What you will do: Repeat every record below exactly, but leave out any pictures.

Stored records:
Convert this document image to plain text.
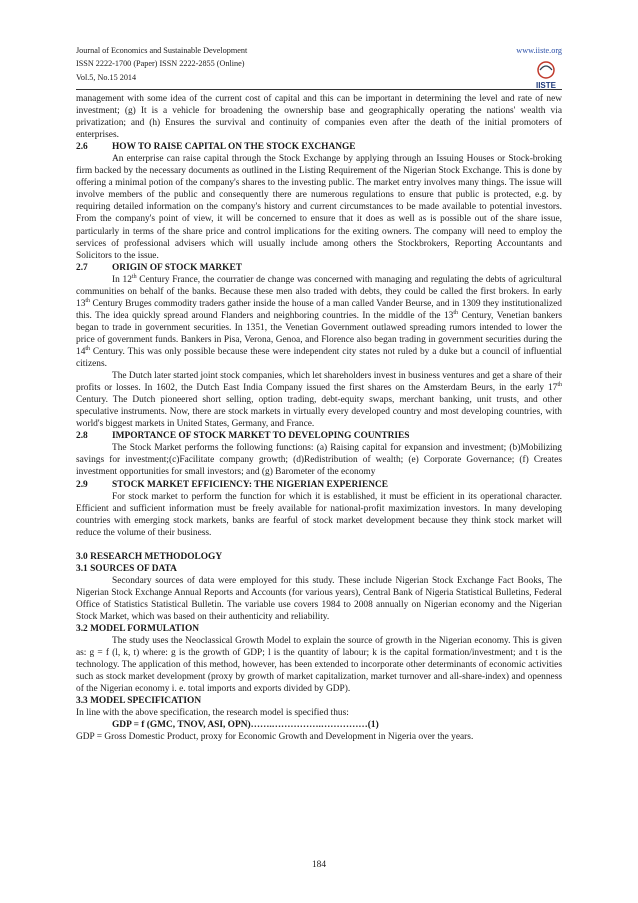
Journal of Economics and Sustainable Development
ISSN 2222-1700 (Paper) ISSN 2222-2855 (Online)
Vol.5, No.15 2014
www.iiste.org
IISTE

management with some idea of the current cost of capital and this can be important in determining the level and rate of new investment; (g) It is a vehicle for broadening the ownership base and geographically operating the nations' wealth via privatization; and (h) Ensures the survival and continuity of companies even after the death of the initial promoters of enterprises.

2.6	HOW TO RAISE CAPITAL ON THE STOCK EXCHANGE

An enterprise can raise capital through the Stock Exchange by applying through an Issuing Houses or Stock-broking firm backed by the necessary documents as outlined in the Listing Requirement of the Nigerian Stock Exchange. This is done by offering a minimal potion of the company's shares to the investing public. The market entry involves many things. The issue will involve members of the public and consequently there are numerous regulations to ensure that public is protected, e.g. by requiring detailed information on the company's history and current circumstances to be made available to potential investors. From the company's point of view, it will be concerned to ensure that it does as well as is possible out of the share issue, particularly in terms of the share price and control implications for the exiting owners. The company will need to employ the services of professional advisers which will usually include among others the Stockbrokers, Reporting Accountants and Solicitors to the issue.

2.7	ORIGIN OF STOCK MARKET

In 12th Century France, the courratier de change was concerned with managing and regulating the debts of agricultural communities on behalf of the banks. Because these men also traded with debts, they could be called the first brokers. In early 13th Century Bruges commodity traders gather inside the house of a man called Vander Beurse, and in 1309 they institutionalized this. The idea quickly spread around Flanders and neighboring countries. In the middle of the 13th Century, Venetian bankers began to trade in government securities. In 1351, the Venetian Government outlawed spreading rumors intended to lower the price of government funds. Bankers in Pisa, Verona, Genoa, and Florence also began trading in government securities during the 14th Century. This was only possible because these were independent city states not ruled by a duke but a council of influential citizens.

The Dutch later started joint stock companies, which let shareholders invest in business ventures and get a share of their profits or losses. In 1602, the Dutch East India Company issued the first shares on the Amsterdam Beurs, in the early 17th Century. The Dutch pioneered short selling, option trading, debt-equity swaps, merchant banking, unit trusts, and other speculative instruments. Now, there are stock markets in virtually every developed country and most developing countries, with world's biggest markets in United States, Germany, and France.

2.8	IMPORTANCE OF STOCK MARKET TO DEVELOPING COUNTRIES

The Stock Market performs the following functions: (a) Raising capital for expansion and investment; (b)Mobilizing savings for investment;(c)Facilitate company growth; (d)Redistribution of wealth; (e) Corporate Governance; (f) Creates investment opportunities for small investors; and (g) Barometer of the economy

2.9	STOCK MARKET EFFICIENCY: THE NIGERIAN EXPERIENCE

For stock market to perform the function for which it is established, it must be efficient in its operational character. Efficient and sufficient information must be freely available for national-profit maximization investors. In many developing countries with emerging stock markets, banks are fearful of stock market development because they think stock market will reduce the volume of their business.

3.0 RESEARCH METHODOLOGY
3.1 SOURCES OF DATA

Secondary sources of data were employed for this study. These include Nigerian Stock Exchange Fact Books, The Nigerian Stock Exchange Annual Reports and Accounts (for various years), Central Bank of Nigeria Statistical Bulletins, Federal Office of Statistics Statistical Bulletin. The variable use covers 1984 to 2008 annually on Nigerian economy and the Nigerian Stock Market, which was based on their authenticity and reliability.

3.2 MODEL FORMULATION

The study uses the Neoclassical Growth Model to explain the source of growth in the Nigerian economy. This is given as: g = f (l, k, t) where: g is the growth of GDP; l is the quantity of labour; k is the capital formation/investment; and t is the technology. The application of this method, however, has been extended to incorporate other determinants of economic activities such as stock market development (proxy by growth of market capitalization, market turnover and all-share-index) and openness of the Nigerian economy i. e. total imports and exports divided by GDP).

3.3 MODEL SPECIFICATION

In line with the above specification, the research model is specified thus:

GDP = f (GMC, TNOV, ASI, OPN)…….…………….……………(1)

GDP = Gross Domestic Product, proxy for Economic Growth and Development in Nigeria over the years.

184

Written solution:
Convert this document image to plain text.
Journal of Economics and Sustainable Development
ISSN 2222-1700 (Paper) ISSN 2222-2855 (Online)
Vol.5, No.15 2014
www.iiste.org
IISTE

management with some idea of the current cost of capital and this can be important in determining the level and rate of new investment; (g) It is a vehicle for broadening the ownership base and geographically operating the nations' wealth via privatization; and (h) Ensures the survival and continuity of companies even after the death of the initial promoters of enterprises.

2.6	HOW TO RAISE CAPITAL ON THE STOCK EXCHANGE

An enterprise can raise capital through the Stock Exchange by applying through an Issuing Houses or Stock-broking firm backed by the necessary documents as outlined in the Listing Requirement of the Nigerian Stock Exchange. This is done by offering a minimal potion of the company's shares to the investing public. The market entry involves many things. The issue will involve members of the public and consequently there are numerous regulations to ensure that public is protected, e.g. by requiring detailed information on the company's history and current circumstances to be made available to potential investors. From the company's point of view, it will be concerned to ensure that it does as well as is possible out of the share issue, particularly in terms of the share price and control implications for the exiting owners. The company will need to employ the services of professional advisers which will usually include among others the Stockbrokers, Reporting Accountants and Solicitors to the issue.

2.7	ORIGIN OF STOCK MARKET

In 12th Century France, the courratier de change was concerned with managing and regulating the debts of agricultural communities on behalf of the banks. Because these men also traded with debts, they could be called the first brokers. In early 13th Century Bruges commodity traders gather inside the house of a man called Vander Beurse, and in 1309 they institutionalized this. The idea quickly spread around Flanders and neighboring countries. In the middle of the 13th Century, Venetian bankers began to trade in government securities. In 1351, the Venetian Government outlawed spreading rumors intended to lower the price of government funds. Bankers in Pisa, Verona, Genoa, and Florence also began trading in government securities during the 14th Century. This was only possible because these were independent city states not ruled by a duke but a council of influential citizens.

The Dutch later started joint stock companies, which let shareholders invest in business ventures and get a share of their profits or losses. In 1602, the Dutch East India Company issued the first shares on the Amsterdam Beurs, in the early 17th Century. The Dutch pioneered short selling, option trading, debt-equity swaps, merchant banking, unit trusts, and other speculative instruments. Now, there are stock markets in virtually every developed country and most developing countries, with world's biggest markets in United States, Germany, and France.

2.8	IMPORTANCE OF STOCK MARKET TO DEVELOPING COUNTRIES

The Stock Market performs the following functions: (a) Raising capital for expansion and investment; (b)Mobilizing savings for investment;(c)Facilitate company growth; (d)Redistribution of wealth; (e) Corporate Governance; (f) Creates investment opportunities for small investors; and (g) Barometer of the economy

2.9	STOCK MARKET EFFICIENCY: THE NIGERIAN EXPERIENCE

For stock market to perform the function for which it is established, it must be efficient in its operational character. Efficient and sufficient information must be freely available for national-profit maximization investors. In many developing countries with emerging stock markets, banks are fearful of stock market development because they think stock market will reduce the volume of their business.

3.0 RESEARCH METHODOLOGY
3.1 SOURCES OF DATA

Secondary sources of data were employed for this study. These include Nigerian Stock Exchange Fact Books, The Nigerian Stock Exchange Annual Reports and Accounts (for various years), Central Bank of Nigeria Statistical Bulletins, Federal Office of Statistics Statistical Bulletin. The variable use covers 1984 to 2008 annually on Nigerian economy and the Nigerian Stock Market, which was based on their authenticity and reliability.

3.2 MODEL FORMULATION

The study uses the Neoclassical Growth Model to explain the source of growth in the Nigerian economy. This is given as: g = f (l, k, t) where: g is the growth of GDP; l is the quantity of labour; k is the capital formation/investment; and t is the technology. The application of this method, however, has been extended to incorporate other determinants of economic activities such as stock market development (proxy by growth of market capitalization, market turnover and all-share-index) and openness of the Nigerian economy i. e. total imports and exports divided by GDP).

3.3 MODEL SPECIFICATION

In line with the above specification, the research model is specified thus:

GDP = f (GMC, TNOV, ASI, OPN)…….…………….……………(1)

GDP = Gross Domestic Product, proxy for Economic Growth and Development in Nigeria over the years.

184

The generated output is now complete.